Exercise details. Give an exact transcription of every line, dropping the images.

(Excerpt from a dataset)
************
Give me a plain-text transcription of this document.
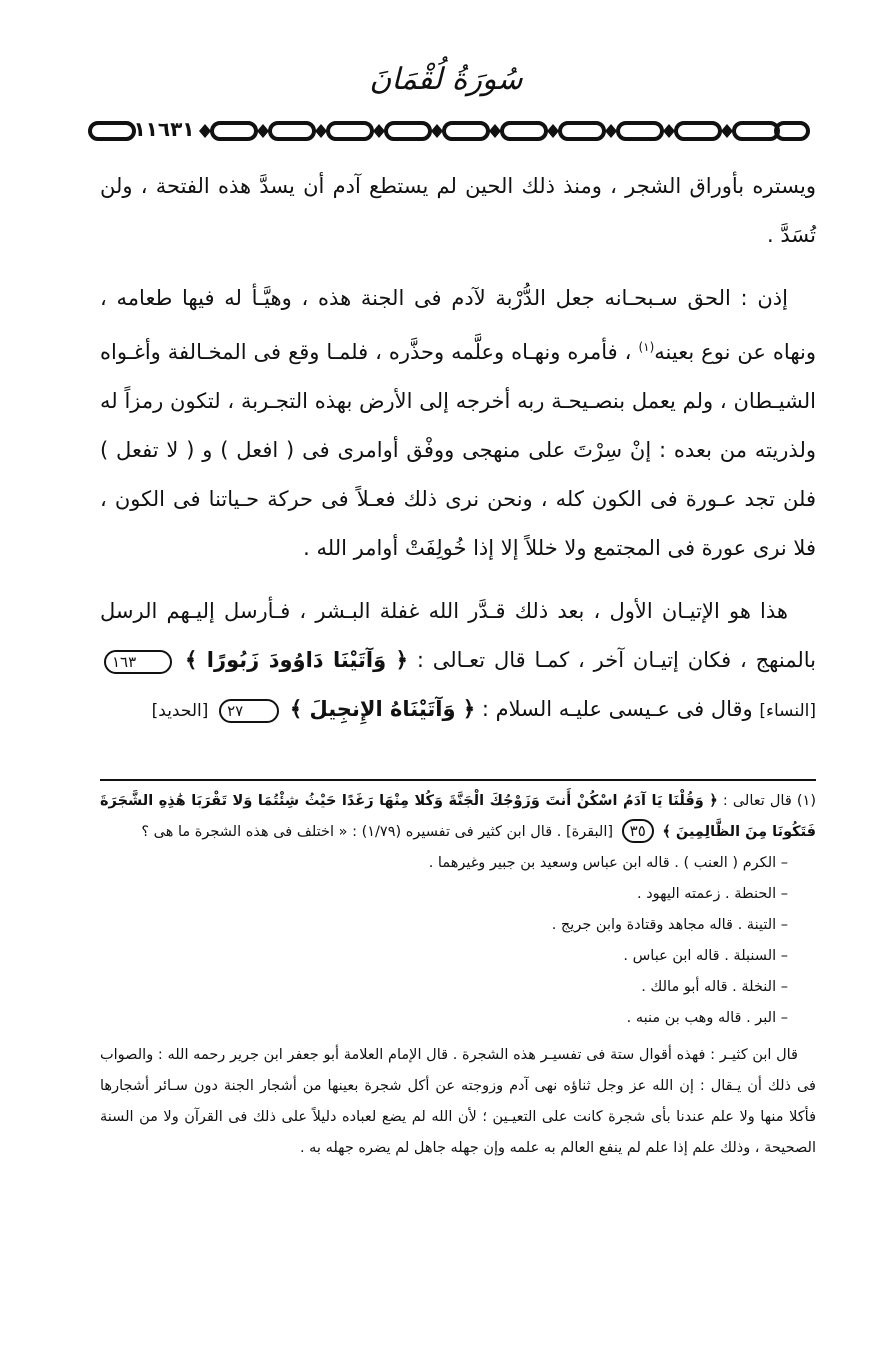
سُورَةُ لُقْمَانَ
١١٦٣١

ويستره بأوراق الشجر ، ومنذ ذلك الحين لم يستطع آدم أن يسدَّ هذه الفتحة ، ولن تُسَدَّ .

إذن : الحق سـبحـانه جعل الدُّرْبة لآدم فى الجنة هذه ، وهيَّـأ له فيها طعامه ، ونهاه عن نوع بعينه$^{(١)}$ ، فأمره ونهـاه وعلَّمه وحذَّره ، فلمـا وقع فى المخـالفة وأغـواه الشيـطان ، ولم يعمل بنصـيحـة ربه أخرجه إلى الأرض بهذه التجـربة ، لتكون رمزاً له ولذريته من بعده : إنْ سِرْتَ على منهجى ووفْق أوامرى فى ( افعل ) و ( لا تفعل ) فلن تجد عـورة فى الكون كله ، ونحن نرى ذلك فعـلاً فى حركة حـياتنا فى الكون ، فلا نرى عورة فى المجتمع ولا خللاً إلا إذا خُولِفَتْ أوامر الله .

هذا هو الإتيـان الأول ، بعد ذلك قـدَّر الله غفلة البـشر ، فـأرسل إليـهم الرسل بالمنهج ، فكان إتيـان آخر ، كمـا قال تعـالى : ﴿ وَآتَيْنَا دَاوُودَ زَبُورًا ﴾ ١٦٣ [النساء] وقال فى عـيسى عليـه السلام : ﴿ وَآتَيْنَاهُ الإِنجِيلَ ﴾ ٢٧ [الحديد]

(١) قال تعالى : ﴿ وَقُلْنَا يَا آدَمُ اسْكُنْ أَنتَ وَزَوْجُكَ الْجَنَّةَ وَكُلا مِنْهَا رَغَدًا حَيْثُ شِئْتُمَا وَلا تَقْرَبَا هَٰذِهِ الشَّجَرَةَ فَتَكُونَا مِنَ الظَّالِمِينَ ﴾ ٣٥ [البقرة] . قال ابن كثير فى تفسيره (١/٧٩) : « اختلف فى هذه الشجرة ما هى ؟

– الكرم ( العنب ) . قاله ابن عباس وسعيد بن جبير وغيرهما .
– الحنطة . زعمته اليهود .
– التينة . قاله مجاهد وقتادة وابن جريج .
– السنبلة . قاله ابن عباس .
– النخلة . قاله أبو مالك .
– البر . قاله وهب بن منبه .

قال ابن كثيـر : فهذه أقوال ستة فى تفسيـر هذه الشجرة . قال الإمام العلامة أبو جعفر ابن جرير رحمه الله : والصواب فى ذلك أن يـقال : إن الله عز وجل ثناؤه نهى آدم وزوجته عن أكل شجرة بعينها من أشجار الجنة دون سـائر أشجارها فأكلا منها ولا علم عندنا بأى شجرة كانت على التعيـين ؛ لأن الله لم يضع لعباده دليلاً على ذلك فى القرآن ولا من السنة الصحيحة ، وذلك علم إذا علم لم ينفع العالم به علمه وإن جهله جاهل لم يضره جهله به .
************
Exercise response.
Give me a plain-text transcription of this document.
سُورَةُ لُقْمَانَ
١١٦٣١

ويستره بأوراق الشجر ، ومنذ ذلك الحين لم يستطع آدم أن يسدَّ هذه الفتحة ، ولن تُسَدَّ .

إذن : الحق سـبحـانه جعل الدُّرْبة لآدم فى الجنة هذه ، وهيَّـأ له فيها طعامه ، ونهاه عن نوع بعينه$^{(١)}$ ، فأمره ونهـاه وعلَّمه وحذَّره ، فلمـا وقع فى المخـالفة وأغـواه الشيـطان ، ولم يعمل بنصـيحـة ربه أخرجه إلى الأرض بهذه التجـربة ، لتكون رمزاً له ولذريته من بعده : إنْ سِرْتَ على منهجى ووفْق أوامرى فى ( افعل ) و ( لا تفعل ) فلن تجد عـورة فى الكون كله ، ونحن نرى ذلك فعـلاً فى حركة حـياتنا فى الكون ، فلا نرى عورة فى المجتمع ولا خللاً إلا إذا خُولِفَتْ أوامر الله .

هذا هو الإتيـان الأول ، بعد ذلك قـدَّر الله غفلة البـشر ، فـأرسل إليـهم الرسل بالمنهج ، فكان إتيـان آخر ، كمـا قال تعـالى : ﴿ وَآتَيْنَا دَاوُودَ زَبُورًا ﴾ ١٦٣ [النساء] وقال فى عـيسى عليـه السلام : ﴿ وَآتَيْنَاهُ الإِنجِيلَ ﴾ ٢٧ [الحديد]

(١) قال تعالى : ﴿ وَقُلْنَا يَا آدَمُ اسْكُنْ أَنتَ وَزَوْجُكَ الْجَنَّةَ وَكُلا مِنْهَا رَغَدًا حَيْثُ شِئْتُمَا وَلا تَقْرَبَا هَٰذِهِ الشَّجَرَةَ فَتَكُونَا مِنَ الظَّالِمِينَ ﴾ ٣٥ [البقرة] . قال ابن كثير فى تفسيره (١/٧٩) : « اختلف فى هذه الشجرة ما هى ؟

– الكرم ( العنب ) . قاله ابن عباس وسعيد بن جبير وغيرهما .
– الحنطة . زعمته اليهود .
– التينة . قاله مجاهد وقتادة وابن جريج .
– السنبلة . قاله ابن عباس .
– النخلة . قاله أبو مالك .
– البر . قاله وهب بن منبه .

قال ابن كثيـر : فهذه أقوال ستة فى تفسيـر هذه الشجرة . قال الإمام العلامة أبو جعفر ابن جرير رحمه الله : والصواب فى ذلك أن يـقال : إن الله عز وجل ثناؤه نهى آدم وزوجته عن أكل شجرة بعينها من أشجار الجنة دون سـائر أشجارها فأكلا منها ولا علم عندنا بأى شجرة كانت على التعيـين ؛ لأن الله لم يضع لعباده دليلاً على ذلك فى القرآن ولا من السنة الصحيحة ، وذلك علم إذا علم لم ينفع العالم به علمه وإن جهله جاهل لم يضره جهله به .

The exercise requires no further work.